Extracted records –
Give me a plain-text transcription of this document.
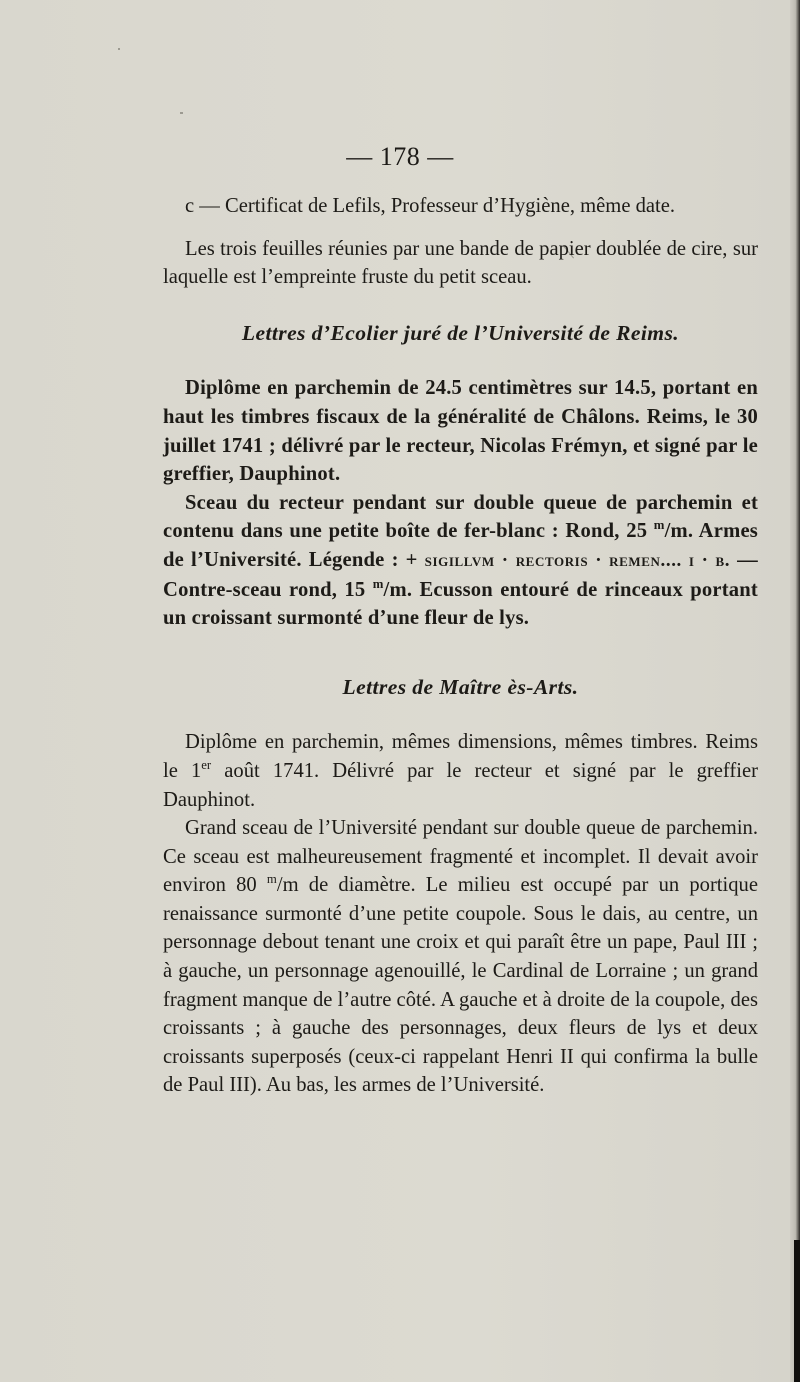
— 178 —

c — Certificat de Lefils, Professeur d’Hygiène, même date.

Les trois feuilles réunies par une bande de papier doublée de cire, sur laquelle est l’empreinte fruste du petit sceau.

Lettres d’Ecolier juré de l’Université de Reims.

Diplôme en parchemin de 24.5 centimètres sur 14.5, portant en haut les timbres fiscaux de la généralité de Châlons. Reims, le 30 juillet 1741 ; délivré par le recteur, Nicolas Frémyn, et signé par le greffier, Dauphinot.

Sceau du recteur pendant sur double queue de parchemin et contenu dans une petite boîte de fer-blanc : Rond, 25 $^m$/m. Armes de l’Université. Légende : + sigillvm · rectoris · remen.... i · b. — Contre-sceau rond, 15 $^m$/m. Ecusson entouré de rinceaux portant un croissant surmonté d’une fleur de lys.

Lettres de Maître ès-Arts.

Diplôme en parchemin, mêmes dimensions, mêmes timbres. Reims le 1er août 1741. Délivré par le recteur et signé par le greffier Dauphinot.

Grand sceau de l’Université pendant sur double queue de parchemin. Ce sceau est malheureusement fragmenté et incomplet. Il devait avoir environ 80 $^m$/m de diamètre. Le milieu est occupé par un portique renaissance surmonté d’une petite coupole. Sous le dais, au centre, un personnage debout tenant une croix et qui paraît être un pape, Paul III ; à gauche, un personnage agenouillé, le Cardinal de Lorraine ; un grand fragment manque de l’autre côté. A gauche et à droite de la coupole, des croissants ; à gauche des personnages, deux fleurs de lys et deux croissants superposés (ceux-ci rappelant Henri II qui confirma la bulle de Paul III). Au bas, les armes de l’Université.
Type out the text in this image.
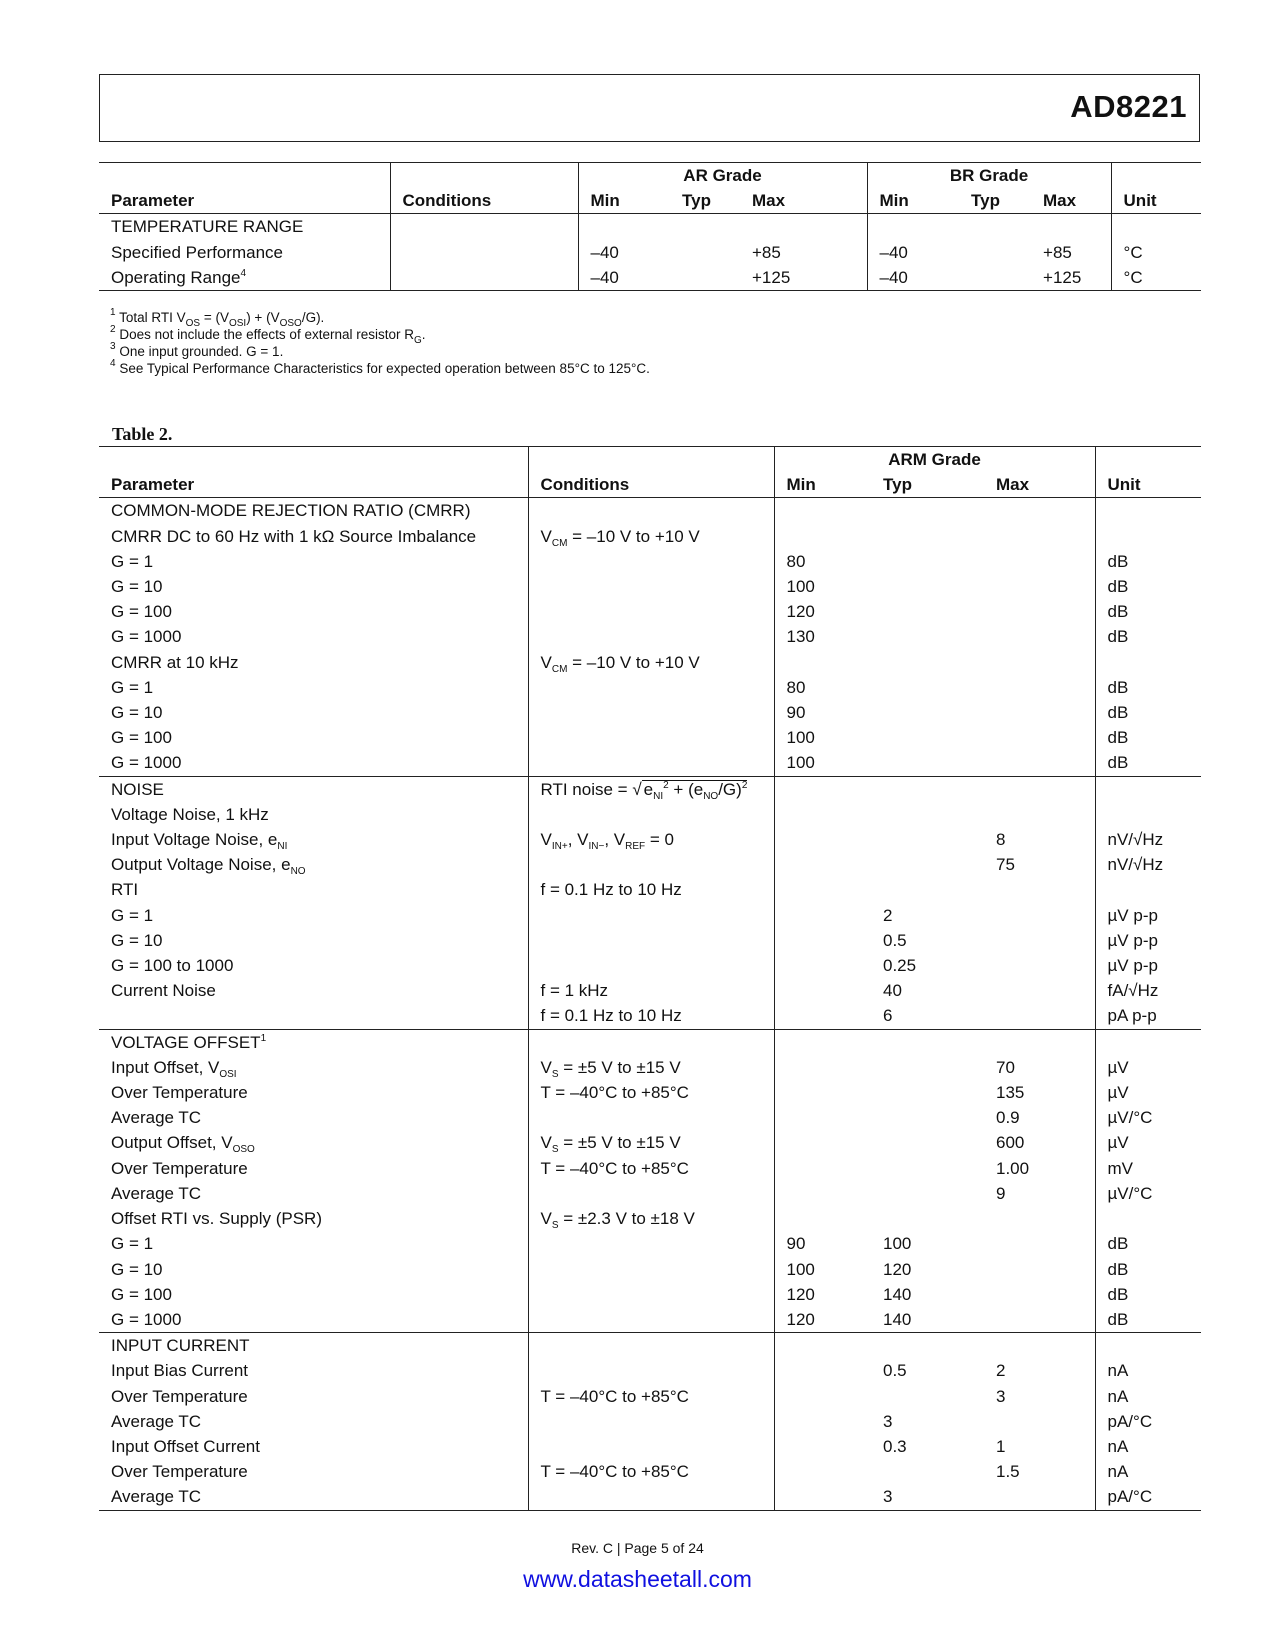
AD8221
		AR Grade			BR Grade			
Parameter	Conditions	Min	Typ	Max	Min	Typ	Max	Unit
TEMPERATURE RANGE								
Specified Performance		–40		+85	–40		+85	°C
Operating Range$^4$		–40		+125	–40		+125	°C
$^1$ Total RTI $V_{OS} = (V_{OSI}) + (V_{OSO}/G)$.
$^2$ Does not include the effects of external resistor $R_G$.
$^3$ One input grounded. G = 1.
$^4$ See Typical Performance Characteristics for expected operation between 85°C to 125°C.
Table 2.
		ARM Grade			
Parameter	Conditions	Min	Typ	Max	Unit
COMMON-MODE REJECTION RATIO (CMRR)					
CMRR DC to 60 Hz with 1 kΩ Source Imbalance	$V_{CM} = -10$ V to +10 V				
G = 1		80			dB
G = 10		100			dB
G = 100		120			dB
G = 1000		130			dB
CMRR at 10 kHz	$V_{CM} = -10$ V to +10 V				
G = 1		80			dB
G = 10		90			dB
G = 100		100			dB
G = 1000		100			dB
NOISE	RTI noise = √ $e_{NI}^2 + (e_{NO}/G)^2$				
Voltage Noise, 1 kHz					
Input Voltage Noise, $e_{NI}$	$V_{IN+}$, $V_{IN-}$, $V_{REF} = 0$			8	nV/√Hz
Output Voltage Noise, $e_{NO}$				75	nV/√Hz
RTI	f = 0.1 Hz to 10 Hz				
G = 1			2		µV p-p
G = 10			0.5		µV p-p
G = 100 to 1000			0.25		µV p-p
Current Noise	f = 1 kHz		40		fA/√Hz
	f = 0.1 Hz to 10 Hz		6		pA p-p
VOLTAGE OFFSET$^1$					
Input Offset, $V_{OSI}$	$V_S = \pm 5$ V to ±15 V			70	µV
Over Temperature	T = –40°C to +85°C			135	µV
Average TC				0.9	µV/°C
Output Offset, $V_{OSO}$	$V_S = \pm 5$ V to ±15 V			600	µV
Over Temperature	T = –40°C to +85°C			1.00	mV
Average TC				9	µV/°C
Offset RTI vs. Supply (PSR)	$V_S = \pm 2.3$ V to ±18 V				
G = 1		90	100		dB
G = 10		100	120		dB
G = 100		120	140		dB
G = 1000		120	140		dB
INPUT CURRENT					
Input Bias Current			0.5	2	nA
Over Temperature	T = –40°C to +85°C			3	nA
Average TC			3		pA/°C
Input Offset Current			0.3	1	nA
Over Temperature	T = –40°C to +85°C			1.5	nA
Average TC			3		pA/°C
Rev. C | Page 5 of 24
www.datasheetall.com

What you are asked to do – Scan the material above for the string "Dauphinot" and report each line where you find it.

Answer to the task –
Diplôme en parchemin de 24.5 centimètres sur 14.5, portant en haut les timbres fiscaux de la généralité de Châlons. Reims, le 30 juillet 1741 ; délivré par le recteur, Nicolas Frémyn, et signé par le greffier, Dauphinot.
Diplôme en parchemin, mêmes dimensions, mêmes timbres. Reims le 1er août 1741. Délivré par le recteur et signé par le greffier Dauphinot.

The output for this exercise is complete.